> **DATASET RECORDS**:
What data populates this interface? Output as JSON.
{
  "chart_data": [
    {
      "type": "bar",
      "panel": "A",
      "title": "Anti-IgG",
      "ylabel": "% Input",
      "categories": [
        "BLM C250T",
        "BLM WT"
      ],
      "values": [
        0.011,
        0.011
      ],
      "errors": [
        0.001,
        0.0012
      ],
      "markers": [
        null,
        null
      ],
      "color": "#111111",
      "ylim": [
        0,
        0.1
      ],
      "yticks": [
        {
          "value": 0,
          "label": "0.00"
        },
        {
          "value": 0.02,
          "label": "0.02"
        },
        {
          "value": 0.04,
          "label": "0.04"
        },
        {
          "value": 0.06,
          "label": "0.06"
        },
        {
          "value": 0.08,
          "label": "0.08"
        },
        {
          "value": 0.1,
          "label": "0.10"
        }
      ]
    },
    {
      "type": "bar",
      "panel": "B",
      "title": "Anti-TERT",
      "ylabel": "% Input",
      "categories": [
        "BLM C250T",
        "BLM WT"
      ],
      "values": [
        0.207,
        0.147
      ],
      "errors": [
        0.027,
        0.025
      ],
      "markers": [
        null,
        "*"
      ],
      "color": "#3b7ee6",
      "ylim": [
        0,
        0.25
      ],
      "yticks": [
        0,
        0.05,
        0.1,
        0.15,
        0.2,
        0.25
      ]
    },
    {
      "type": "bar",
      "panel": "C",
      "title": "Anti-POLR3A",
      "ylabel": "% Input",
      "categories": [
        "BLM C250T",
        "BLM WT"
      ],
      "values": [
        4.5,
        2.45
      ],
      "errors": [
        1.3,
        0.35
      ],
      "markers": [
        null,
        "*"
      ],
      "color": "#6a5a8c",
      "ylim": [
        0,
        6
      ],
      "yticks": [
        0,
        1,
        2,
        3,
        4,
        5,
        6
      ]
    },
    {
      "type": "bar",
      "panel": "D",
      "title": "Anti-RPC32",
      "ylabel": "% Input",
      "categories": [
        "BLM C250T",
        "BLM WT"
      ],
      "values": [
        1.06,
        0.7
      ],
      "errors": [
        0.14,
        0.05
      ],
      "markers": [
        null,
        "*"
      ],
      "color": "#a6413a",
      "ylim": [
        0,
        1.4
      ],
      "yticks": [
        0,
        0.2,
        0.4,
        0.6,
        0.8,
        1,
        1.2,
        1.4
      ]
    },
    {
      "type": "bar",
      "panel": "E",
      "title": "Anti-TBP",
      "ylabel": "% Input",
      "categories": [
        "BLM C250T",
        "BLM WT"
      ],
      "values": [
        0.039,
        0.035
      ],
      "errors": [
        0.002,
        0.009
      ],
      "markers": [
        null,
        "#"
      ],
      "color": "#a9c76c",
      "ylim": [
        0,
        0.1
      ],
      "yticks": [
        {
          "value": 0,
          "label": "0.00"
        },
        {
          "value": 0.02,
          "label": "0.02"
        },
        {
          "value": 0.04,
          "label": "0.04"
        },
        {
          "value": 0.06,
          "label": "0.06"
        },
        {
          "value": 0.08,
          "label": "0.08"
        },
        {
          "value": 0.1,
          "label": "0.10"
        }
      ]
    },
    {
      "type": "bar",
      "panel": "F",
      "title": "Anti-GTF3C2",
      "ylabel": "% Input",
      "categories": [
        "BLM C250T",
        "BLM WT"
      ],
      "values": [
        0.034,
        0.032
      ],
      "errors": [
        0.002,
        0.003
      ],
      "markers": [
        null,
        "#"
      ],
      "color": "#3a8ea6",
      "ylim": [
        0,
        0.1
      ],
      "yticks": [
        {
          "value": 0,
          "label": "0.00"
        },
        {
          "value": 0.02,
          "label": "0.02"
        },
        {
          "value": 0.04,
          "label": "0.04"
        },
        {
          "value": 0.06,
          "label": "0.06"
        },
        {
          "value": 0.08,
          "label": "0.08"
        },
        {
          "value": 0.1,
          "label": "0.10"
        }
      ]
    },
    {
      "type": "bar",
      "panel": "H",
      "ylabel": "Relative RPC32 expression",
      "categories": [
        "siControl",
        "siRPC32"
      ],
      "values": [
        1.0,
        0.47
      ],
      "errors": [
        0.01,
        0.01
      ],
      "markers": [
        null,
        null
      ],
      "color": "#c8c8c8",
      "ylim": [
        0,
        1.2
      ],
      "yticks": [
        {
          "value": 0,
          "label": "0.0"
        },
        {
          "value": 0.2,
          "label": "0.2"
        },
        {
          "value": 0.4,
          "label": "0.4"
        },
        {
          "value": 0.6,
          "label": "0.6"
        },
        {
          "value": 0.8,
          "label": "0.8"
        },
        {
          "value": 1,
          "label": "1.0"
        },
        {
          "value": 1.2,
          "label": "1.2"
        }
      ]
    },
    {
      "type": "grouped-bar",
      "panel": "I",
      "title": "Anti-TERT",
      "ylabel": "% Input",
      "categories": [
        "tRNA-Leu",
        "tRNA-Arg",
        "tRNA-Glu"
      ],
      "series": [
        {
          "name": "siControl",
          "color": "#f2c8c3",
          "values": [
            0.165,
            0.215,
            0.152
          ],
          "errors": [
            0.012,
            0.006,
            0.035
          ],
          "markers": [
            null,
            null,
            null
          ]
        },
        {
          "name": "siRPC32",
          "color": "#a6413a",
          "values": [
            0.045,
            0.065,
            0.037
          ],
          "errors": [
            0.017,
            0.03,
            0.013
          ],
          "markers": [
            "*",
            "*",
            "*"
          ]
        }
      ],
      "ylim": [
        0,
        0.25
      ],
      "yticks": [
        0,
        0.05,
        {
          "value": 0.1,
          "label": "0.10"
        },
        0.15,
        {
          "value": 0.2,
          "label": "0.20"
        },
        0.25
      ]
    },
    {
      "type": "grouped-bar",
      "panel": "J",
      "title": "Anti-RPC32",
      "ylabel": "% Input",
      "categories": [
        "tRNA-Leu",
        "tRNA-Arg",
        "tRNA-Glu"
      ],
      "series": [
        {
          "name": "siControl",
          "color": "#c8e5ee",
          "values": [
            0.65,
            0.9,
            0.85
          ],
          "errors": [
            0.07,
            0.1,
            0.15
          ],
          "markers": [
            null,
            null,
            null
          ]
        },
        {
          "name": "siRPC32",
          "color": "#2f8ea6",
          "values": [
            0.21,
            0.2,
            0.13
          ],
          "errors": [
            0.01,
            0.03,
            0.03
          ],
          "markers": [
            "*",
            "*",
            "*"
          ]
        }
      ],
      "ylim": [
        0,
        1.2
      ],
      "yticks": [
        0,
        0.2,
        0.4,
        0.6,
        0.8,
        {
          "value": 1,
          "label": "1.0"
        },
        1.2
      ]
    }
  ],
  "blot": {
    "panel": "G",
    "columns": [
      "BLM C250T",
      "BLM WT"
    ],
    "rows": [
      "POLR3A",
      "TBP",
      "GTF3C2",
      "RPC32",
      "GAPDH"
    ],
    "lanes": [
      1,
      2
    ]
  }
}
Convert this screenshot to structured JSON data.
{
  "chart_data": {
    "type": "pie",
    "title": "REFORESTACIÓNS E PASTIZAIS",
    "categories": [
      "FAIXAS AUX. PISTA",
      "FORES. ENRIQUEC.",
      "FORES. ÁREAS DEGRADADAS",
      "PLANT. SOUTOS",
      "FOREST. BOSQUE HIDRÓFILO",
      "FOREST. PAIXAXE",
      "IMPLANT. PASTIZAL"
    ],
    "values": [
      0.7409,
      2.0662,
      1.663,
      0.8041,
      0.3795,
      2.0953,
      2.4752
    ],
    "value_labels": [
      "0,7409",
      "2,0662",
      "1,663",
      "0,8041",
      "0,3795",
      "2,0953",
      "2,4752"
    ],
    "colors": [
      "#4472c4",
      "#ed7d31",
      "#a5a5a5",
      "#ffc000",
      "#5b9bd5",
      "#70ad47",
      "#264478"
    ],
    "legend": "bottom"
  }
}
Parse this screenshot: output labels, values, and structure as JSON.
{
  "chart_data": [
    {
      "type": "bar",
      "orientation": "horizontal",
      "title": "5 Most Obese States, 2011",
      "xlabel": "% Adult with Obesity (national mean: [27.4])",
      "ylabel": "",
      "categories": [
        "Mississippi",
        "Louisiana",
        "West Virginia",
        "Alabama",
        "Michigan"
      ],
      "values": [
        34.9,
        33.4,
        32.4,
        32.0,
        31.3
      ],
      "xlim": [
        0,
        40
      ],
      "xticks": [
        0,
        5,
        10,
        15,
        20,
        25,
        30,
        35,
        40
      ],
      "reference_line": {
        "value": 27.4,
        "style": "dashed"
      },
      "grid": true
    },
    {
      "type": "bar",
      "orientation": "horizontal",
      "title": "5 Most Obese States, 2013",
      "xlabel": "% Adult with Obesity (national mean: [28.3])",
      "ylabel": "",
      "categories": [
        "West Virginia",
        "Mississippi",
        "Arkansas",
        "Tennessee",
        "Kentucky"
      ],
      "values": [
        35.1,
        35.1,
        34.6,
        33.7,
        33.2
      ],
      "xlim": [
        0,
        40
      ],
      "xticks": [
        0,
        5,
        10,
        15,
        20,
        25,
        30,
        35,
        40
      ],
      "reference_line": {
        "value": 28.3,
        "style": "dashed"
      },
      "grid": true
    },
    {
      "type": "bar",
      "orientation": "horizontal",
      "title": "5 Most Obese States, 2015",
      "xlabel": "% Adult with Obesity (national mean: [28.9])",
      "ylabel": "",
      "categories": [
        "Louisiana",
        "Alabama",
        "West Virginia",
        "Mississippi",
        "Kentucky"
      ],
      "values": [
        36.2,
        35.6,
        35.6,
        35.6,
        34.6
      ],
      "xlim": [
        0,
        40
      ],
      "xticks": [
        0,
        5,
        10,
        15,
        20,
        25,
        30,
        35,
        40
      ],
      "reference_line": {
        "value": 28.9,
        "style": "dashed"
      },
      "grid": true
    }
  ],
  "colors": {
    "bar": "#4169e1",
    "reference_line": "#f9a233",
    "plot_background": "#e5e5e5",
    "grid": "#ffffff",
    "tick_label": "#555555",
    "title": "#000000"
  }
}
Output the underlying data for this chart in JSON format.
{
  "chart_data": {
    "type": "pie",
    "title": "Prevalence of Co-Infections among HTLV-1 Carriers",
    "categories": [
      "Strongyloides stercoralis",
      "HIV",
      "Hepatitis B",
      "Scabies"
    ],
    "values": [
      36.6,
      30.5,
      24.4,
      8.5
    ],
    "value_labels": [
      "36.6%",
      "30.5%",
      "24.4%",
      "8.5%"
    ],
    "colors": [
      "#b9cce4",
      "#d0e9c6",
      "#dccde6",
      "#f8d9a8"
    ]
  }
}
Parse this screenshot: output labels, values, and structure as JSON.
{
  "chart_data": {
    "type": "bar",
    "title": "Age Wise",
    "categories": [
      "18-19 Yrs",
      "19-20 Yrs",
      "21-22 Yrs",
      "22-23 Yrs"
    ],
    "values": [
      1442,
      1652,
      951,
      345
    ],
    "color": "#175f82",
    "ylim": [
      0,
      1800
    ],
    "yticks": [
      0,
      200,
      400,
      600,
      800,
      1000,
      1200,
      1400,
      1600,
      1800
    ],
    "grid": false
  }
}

> **THE REQUEST**:
Every line from the one holding "Output the underlying" through the final line of the listing must be echoed exactly; leave out all other lines.

> **WRITTEN SOLUTION**:
Output the underlying data for this chart in JSON format.
{
  "chart_data": {
    "type": "pie",
    "title": "Prevalence of Co-Infections among HTLV-1 Carriers",
    "categories": [
      "Strongyloides stercoralis",
      "HIV",
      "Hepatitis B",
      "Scabies"
    ],
    "values": [
      36.6,
      30.5,
      24.4,
      8.5
    ],
    "value_labels": [
      "36.6%",
      "30.5%",
      "24.4%",
      "8.5%"
    ],
    "colors": [
      "#b9cce4",
      "#d0e9c6",
      "#dccde6",
      "#f8d9a8"
    ]
  }
}
Parse this screenshot: output labels, values, and structure as JSON.
{
  "chart_data": {
    "type": "bar",
    "title": "Age Wise",
    "categories": [
      "18-19 Yrs",
      "19-20 Yrs",
      "21-22 Yrs",
      "22-23 Yrs"
    ],
    "values": [
      1442,
      1652,
      951,
      345
    ],
    "color": "#175f82",
    "ylim": [
      0,
      1800
    ],
    "yticks": [
      0,
      200,
      400,
      600,
      800,
      1000,
      1200,
      1400,
      1600,
      1800
    ],
    "grid": false
  }
}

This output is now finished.